Work to do: All records are to be retyped faithfully and completely.
:: Data listing ::
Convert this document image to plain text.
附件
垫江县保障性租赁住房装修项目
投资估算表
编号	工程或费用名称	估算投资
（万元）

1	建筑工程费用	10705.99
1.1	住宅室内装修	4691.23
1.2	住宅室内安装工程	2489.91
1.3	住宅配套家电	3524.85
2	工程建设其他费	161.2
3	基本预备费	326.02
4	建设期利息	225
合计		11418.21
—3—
:::
Correct response:
Convert this document image to plain text.
附件
垫江县保障性租赁住房装修项目
投资估算表
编号	工程或费用名称	估算投资
（万元）

1	建筑工程费用	10705.99
1.1	住宅室内装修	4691.23
1.2	住宅室内安装工程	2489.91
1.3	住宅配套家电	3524.85
2	工程建设其他费	161.2
3	基本预备费	326.02
4	建设期利息	225
合计		11418.21
—3—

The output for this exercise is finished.